=== MATERIAL ===
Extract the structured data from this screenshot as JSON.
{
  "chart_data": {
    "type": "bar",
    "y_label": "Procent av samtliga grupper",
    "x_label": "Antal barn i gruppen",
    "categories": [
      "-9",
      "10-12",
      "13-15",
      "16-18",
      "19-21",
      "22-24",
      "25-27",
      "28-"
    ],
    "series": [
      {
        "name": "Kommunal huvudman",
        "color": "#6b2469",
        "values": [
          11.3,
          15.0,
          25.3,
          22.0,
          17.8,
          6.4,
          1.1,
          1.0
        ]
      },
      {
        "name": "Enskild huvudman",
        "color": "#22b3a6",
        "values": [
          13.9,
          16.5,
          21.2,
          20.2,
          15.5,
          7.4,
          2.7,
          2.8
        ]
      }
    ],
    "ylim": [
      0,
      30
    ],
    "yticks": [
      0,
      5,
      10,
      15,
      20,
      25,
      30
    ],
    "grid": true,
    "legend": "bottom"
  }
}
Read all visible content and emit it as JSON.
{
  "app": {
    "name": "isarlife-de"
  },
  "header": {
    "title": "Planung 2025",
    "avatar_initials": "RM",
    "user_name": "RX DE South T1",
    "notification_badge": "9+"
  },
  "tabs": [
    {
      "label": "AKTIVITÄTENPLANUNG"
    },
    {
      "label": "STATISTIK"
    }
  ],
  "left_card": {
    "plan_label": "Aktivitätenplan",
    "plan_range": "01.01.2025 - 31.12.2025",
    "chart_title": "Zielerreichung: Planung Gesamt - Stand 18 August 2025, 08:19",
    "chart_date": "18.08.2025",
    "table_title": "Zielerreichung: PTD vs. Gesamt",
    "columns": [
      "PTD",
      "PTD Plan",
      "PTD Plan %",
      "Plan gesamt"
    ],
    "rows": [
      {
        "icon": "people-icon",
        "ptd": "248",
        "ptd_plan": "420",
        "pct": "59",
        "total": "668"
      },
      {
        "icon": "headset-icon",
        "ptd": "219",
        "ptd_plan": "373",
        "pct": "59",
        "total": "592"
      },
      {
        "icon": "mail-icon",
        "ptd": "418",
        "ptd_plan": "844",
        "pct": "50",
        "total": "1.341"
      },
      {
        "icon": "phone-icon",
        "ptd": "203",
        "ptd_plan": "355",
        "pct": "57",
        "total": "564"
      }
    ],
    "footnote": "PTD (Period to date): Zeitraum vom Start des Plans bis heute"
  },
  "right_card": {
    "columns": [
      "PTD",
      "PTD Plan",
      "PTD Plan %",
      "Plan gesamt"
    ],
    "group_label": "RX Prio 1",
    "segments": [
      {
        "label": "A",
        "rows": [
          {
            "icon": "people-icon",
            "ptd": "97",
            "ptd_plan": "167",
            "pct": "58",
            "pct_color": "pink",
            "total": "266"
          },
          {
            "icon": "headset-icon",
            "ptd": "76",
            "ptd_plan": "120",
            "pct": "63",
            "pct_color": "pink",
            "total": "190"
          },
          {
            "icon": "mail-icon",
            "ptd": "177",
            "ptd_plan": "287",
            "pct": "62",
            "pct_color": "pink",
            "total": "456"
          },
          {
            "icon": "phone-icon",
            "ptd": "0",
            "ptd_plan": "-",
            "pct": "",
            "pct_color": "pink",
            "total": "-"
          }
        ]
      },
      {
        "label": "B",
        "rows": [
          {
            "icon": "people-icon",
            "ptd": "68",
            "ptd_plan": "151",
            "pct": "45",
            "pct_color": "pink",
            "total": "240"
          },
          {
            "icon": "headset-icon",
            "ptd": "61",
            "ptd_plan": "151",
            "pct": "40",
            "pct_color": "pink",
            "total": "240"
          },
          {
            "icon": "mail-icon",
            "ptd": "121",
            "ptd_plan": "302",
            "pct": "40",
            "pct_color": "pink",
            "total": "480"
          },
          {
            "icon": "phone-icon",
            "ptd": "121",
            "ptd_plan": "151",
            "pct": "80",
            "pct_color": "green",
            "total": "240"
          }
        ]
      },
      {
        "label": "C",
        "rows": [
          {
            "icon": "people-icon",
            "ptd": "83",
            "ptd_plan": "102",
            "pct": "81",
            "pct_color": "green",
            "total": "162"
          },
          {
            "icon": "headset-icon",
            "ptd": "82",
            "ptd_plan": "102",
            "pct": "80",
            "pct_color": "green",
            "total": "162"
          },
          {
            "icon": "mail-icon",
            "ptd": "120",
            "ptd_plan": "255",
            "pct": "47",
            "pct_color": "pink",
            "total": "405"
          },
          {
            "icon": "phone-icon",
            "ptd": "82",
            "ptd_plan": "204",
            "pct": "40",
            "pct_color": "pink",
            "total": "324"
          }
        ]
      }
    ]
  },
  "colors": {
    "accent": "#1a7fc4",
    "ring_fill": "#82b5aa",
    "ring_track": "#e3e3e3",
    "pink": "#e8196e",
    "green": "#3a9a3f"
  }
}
===
> _PROBLEM DETAILS_: Exactly reproduce every line of the data above.

> _RESULT OF THE EXERCISE_:
Extract the structured data from this screenshot as JSON.
{
  "chart_data": {
    "type": "bar",
    "y_label": "Procent av samtliga grupper",
    "x_label": "Antal barn i gruppen",
    "categories": [
      "-9",
      "10-12",
      "13-15",
      "16-18",
      "19-21",
      "22-24",
      "25-27",
      "28-"
    ],
    "series": [
      {
        "name": "Kommunal huvudman",
        "color": "#6b2469",
        "values": [
          11.3,
          15.0,
          25.3,
          22.0,
          17.8,
          6.4,
          1.1,
          1.0
        ]
      },
      {
        "name": "Enskild huvudman",
        "color": "#22b3a6",
        "values": [
          13.9,
          16.5,
          21.2,
          20.2,
          15.5,
          7.4,
          2.7,
          2.8
        ]
      }
    ],
    "ylim": [
      0,
      30
    ],
    "yticks": [
      0,
      5,
      10,
      15,
      20,
      25,
      30
    ],
    "grid": true,
    "legend": "bottom"
  }
}
Read all visible content and emit it as JSON.
{
  "app": {
    "name": "isarlife-de"
  },
  "header": {
    "title": "Planung 2025",
    "avatar_initials": "RM",
    "user_name": "RX DE South T1",
    "notification_badge": "9+"
  },
  "tabs": [
    {
      "label": "AKTIVITÄTENPLANUNG"
    },
    {
      "label": "STATISTIK"
    }
  ],
  "left_card": {
    "plan_label": "Aktivitätenplan",
    "plan_range": "01.01.2025 - 31.12.2025",
    "chart_title": "Zielerreichung: Planung Gesamt - Stand 18 August 2025, 08:19",
    "chart_date": "18.08.2025",
    "table_title": "Zielerreichung: PTD vs. Gesamt",
    "columns": [
      "PTD",
      "PTD Plan",
      "PTD Plan %",
      "Plan gesamt"
    ],
    "rows": [
      {
        "icon": "people-icon",
        "ptd": "248",
        "ptd_plan": "420",
        "pct": "59",
        "total": "668"
      },
      {
        "icon": "headset-icon",
        "ptd": "219",
        "ptd_plan": "373",
        "pct": "59",
        "total": "592"
      },
      {
        "icon": "mail-icon",
        "ptd": "418",
        "ptd_plan": "844",
        "pct": "50",
        "total": "1.341"
      },
      {
        "icon": "phone-icon",
        "ptd": "203",
        "ptd_plan": "355",
        "pct": "57",
        "total": "564"
      }
    ],
    "footnote": "PTD (Period to date): Zeitraum vom Start des Plans bis heute"
  },
  "right_card": {
    "columns": [
      "PTD",
      "PTD Plan",
      "PTD Plan %",
      "Plan gesamt"
    ],
    "group_label": "RX Prio 1",
    "segments": [
      {
        "label": "A",
        "rows": [
          {
            "icon": "people-icon",
            "ptd": "97",
            "ptd_plan": "167",
            "pct": "58",
            "pct_color": "pink",
            "total": "266"
          },
          {
            "icon": "headset-icon",
            "ptd": "76",
            "ptd_plan": "120",
            "pct": "63",
            "pct_color": "pink",
            "total": "190"
          },
          {
            "icon": "mail-icon",
            "ptd": "177",
            "ptd_plan": "287",
            "pct": "62",
            "pct_color": "pink",
            "total": "456"
          },
          {
            "icon": "phone-icon",
            "ptd": "0",
            "ptd_plan": "-",
            "pct": "",
            "pct_color": "pink",
            "total": "-"
          }
        ]
      },
      {
        "label": "B",
        "rows": [
          {
            "icon": "people-icon",
            "ptd": "68",
            "ptd_plan": "151",
            "pct": "45",
            "pct_color": "pink",
            "total": "240"
          },
          {
            "icon": "headset-icon",
            "ptd": "61",
            "ptd_plan": "151",
            "pct": "40",
            "pct_color": "pink",
            "total": "240"
          },
          {
            "icon": "mail-icon",
            "ptd": "121",
            "ptd_plan": "302",
            "pct": "40",
            "pct_color": "pink",
            "total": "480"
          },
          {
            "icon": "phone-icon",
            "ptd": "121",
            "ptd_plan": "151",
            "pct": "80",
            "pct_color": "green",
            "total": "240"
          }
        ]
      },
      {
        "label": "C",
        "rows": [
          {
            "icon": "people-icon",
            "ptd": "83",
            "ptd_plan": "102",
            "pct": "81",
            "pct_color": "green",
            "total": "162"
          },
          {
            "icon": "headset-icon",
            "ptd": "82",
            "ptd_plan": "102",
            "pct": "80",
            "pct_color": "green",
            "total": "162"
          },
          {
            "icon": "mail-icon",
            "ptd": "120",
            "ptd_plan": "255",
            "pct": "47",
            "pct_color": "pink",
            "total": "405"
          },
          {
            "icon": "phone-icon",
            "ptd": "82",
            "ptd_plan": "204",
            "pct": "40",
            "pct_color": "pink",
            "total": "324"
          }
        ]
      }
    ]
  },
  "colors": {
    "accent": "#1a7fc4",
    "ring_fill": "#82b5aa",
    "ring_track": "#e3e3e3",
    "pink": "#e8196e",
    "green": "#3a9a3f"
  }
}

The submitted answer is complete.